**Work required**
Leaving out every picture, quote the data below exactly as it appears.

**Records for processing**

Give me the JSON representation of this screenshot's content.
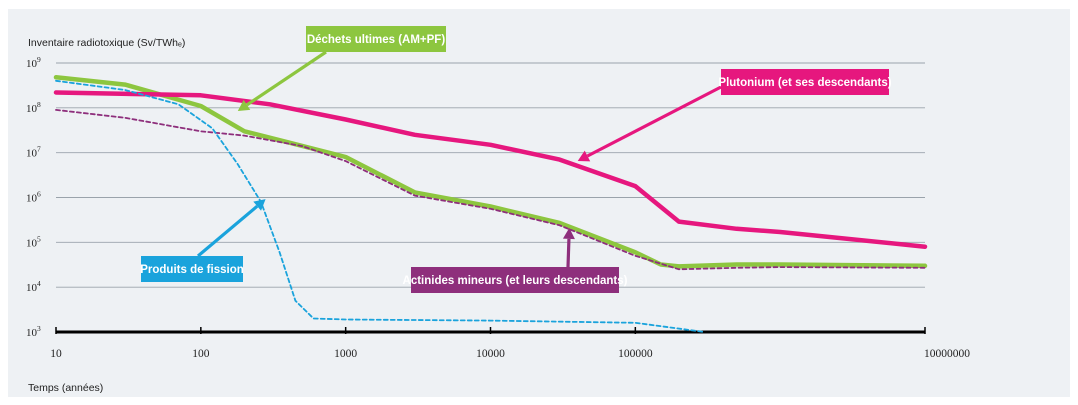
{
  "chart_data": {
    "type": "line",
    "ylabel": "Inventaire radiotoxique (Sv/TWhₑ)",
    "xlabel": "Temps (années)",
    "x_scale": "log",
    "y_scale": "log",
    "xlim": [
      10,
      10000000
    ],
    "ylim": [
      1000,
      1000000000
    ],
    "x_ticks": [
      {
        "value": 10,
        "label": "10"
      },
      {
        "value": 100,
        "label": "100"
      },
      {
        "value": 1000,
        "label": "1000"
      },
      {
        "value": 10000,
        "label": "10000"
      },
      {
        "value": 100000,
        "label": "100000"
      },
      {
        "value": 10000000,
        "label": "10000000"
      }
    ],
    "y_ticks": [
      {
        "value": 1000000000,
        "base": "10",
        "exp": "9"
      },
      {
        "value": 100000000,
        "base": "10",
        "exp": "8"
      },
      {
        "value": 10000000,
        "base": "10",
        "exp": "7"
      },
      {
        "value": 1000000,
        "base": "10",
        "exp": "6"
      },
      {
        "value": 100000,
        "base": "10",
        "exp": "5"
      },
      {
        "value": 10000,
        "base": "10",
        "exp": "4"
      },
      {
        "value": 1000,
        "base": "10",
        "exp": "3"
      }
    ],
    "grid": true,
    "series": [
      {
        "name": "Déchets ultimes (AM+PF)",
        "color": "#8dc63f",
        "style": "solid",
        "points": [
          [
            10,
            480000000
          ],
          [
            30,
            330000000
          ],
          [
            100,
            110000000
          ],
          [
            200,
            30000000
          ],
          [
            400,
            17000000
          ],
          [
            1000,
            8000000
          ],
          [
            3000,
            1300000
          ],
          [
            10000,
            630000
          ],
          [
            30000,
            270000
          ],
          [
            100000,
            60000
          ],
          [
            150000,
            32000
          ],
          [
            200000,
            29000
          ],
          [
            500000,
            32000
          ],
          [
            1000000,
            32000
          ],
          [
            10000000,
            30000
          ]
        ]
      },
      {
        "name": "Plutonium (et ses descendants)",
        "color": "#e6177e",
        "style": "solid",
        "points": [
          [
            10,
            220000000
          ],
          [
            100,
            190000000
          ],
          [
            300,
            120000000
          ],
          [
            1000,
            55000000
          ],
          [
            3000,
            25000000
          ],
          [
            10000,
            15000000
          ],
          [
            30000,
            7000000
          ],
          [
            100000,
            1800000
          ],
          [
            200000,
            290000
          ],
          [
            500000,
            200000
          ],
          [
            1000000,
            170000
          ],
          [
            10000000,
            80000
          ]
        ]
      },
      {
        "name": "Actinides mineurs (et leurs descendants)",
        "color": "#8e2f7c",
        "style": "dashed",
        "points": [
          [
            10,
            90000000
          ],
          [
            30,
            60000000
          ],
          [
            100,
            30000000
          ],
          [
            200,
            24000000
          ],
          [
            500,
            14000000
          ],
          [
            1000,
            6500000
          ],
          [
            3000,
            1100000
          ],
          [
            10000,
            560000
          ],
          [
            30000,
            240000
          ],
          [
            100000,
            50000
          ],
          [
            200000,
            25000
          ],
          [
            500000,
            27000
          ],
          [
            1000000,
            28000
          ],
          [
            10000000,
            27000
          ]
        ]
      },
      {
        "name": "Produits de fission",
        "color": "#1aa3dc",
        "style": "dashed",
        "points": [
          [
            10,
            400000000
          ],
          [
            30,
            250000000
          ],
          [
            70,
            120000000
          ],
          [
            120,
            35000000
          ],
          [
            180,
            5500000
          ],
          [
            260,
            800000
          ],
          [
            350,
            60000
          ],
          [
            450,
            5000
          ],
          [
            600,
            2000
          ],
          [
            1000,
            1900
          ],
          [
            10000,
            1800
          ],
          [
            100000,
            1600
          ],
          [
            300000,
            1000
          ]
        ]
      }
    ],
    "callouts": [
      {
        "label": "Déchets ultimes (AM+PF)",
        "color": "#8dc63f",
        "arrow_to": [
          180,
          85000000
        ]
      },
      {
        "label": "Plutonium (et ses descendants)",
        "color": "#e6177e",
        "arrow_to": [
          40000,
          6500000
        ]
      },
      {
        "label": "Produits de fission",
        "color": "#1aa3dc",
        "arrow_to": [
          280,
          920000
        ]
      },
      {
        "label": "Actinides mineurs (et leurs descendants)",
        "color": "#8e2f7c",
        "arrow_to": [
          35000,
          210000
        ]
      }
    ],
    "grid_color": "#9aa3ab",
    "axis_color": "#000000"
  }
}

**Exercise solution**
Give me the JSON representation of this screenshot's content.
{
  "chart_data": {
    "type": "line",
    "ylabel": "Inventaire radiotoxique (Sv/TWhₑ)",
    "xlabel": "Temps (années)",
    "x_scale": "log",
    "y_scale": "log",
    "xlim": [
      10,
      10000000
    ],
    "ylim": [
      1000,
      1000000000
    ],
    "x_ticks": [
      {
        "value": 10,
        "label": "10"
      },
      {
        "value": 100,
        "label": "100"
      },
      {
        "value": 1000,
        "label": "1000"
      },
      {
        "value": 10000,
        "label": "10000"
      },
      {
        "value": 100000,
        "label": "100000"
      },
      {
        "value": 10000000,
        "label": "10000000"
      }
    ],
    "y_ticks": [
      {
        "value": 1000000000,
        "base": "10",
        "exp": "9"
      },
      {
        "value": 100000000,
        "base": "10",
        "exp": "8"
      },
      {
        "value": 10000000,
        "base": "10",
        "exp": "7"
      },
      {
        "value": 1000000,
        "base": "10",
        "exp": "6"
      },
      {
        "value": 100000,
        "base": "10",
        "exp": "5"
      },
      {
        "value": 10000,
        "base": "10",
        "exp": "4"
      },
      {
        "value": 1000,
        "base": "10",
        "exp": "3"
      }
    ],
    "grid": true,
    "series": [
      {
        "name": "Déchets ultimes (AM+PF)",
        "color": "#8dc63f",
        "style": "solid",
        "points": [
          [
            10,
            480000000
          ],
          [
            30,
            330000000
          ],
          [
            100,
            110000000
          ],
          [
            200,
            30000000
          ],
          [
            400,
            17000000
          ],
          [
            1000,
            8000000
          ],
          [
            3000,
            1300000
          ],
          [
            10000,
            630000
          ],
          [
            30000,
            270000
          ],
          [
            100000,
            60000
          ],
          [
            150000,
            32000
          ],
          [
            200000,
            29000
          ],
          [
            500000,
            32000
          ],
          [
            1000000,
            32000
          ],
          [
            10000000,
            30000
          ]
        ]
      },
      {
        "name": "Plutonium (et ses descendants)",
        "color": "#e6177e",
        "style": "solid",
        "points": [
          [
            10,
            220000000
          ],
          [
            100,
            190000000
          ],
          [
            300,
            120000000
          ],
          [
            1000,
            55000000
          ],
          [
            3000,
            25000000
          ],
          [
            10000,
            15000000
          ],
          [
            30000,
            7000000
          ],
          [
            100000,
            1800000
          ],
          [
            200000,
            290000
          ],
          [
            500000,
            200000
          ],
          [
            1000000,
            170000
          ],
          [
            10000000,
            80000
          ]
        ]
      },
      {
        "name": "Actinides mineurs (et leurs descendants)",
        "color": "#8e2f7c",
        "style": "dashed",
        "points": [
          [
            10,
            90000000
          ],
          [
            30,
            60000000
          ],
          [
            100,
            30000000
          ],
          [
            200,
            24000000
          ],
          [
            500,
            14000000
          ],
          [
            1000,
            6500000
          ],
          [
            3000,
            1100000
          ],
          [
            10000,
            560000
          ],
          [
            30000,
            240000
          ],
          [
            100000,
            50000
          ],
          [
            200000,
            25000
          ],
          [
            500000,
            27000
          ],
          [
            1000000,
            28000
          ],
          [
            10000000,
            27000
          ]
        ]
      },
      {
        "name": "Produits de fission",
        "color": "#1aa3dc",
        "style": "dashed",
        "points": [
          [
            10,
            400000000
          ],
          [
            30,
            250000000
          ],
          [
            70,
            120000000
          ],
          [
            120,
            35000000
          ],
          [
            180,
            5500000
          ],
          [
            260,
            800000
          ],
          [
            350,
            60000
          ],
          [
            450,
            5000
          ],
          [
            600,
            2000
          ],
          [
            1000,
            1900
          ],
          [
            10000,
            1800
          ],
          [
            100000,
            1600
          ],
          [
            300000,
            1000
          ]
        ]
      }
    ],
    "callouts": [
      {
        "label": "Déchets ultimes (AM+PF)",
        "color": "#8dc63f",
        "arrow_to": [
          180,
          85000000
        ]
      },
      {
        "label": "Plutonium (et ses descendants)",
        "color": "#e6177e",
        "arrow_to": [
          40000,
          6500000
        ]
      },
      {
        "label": "Produits de fission",
        "color": "#1aa3dc",
        "arrow_to": [
          280,
          920000
        ]
      },
      {
        "label": "Actinides mineurs (et leurs descendants)",
        "color": "#8e2f7c",
        "arrow_to": [
          35000,
          210000
        ]
      }
    ],
    "grid_color": "#9aa3ab",
    "axis_color": "#000000"
  }
}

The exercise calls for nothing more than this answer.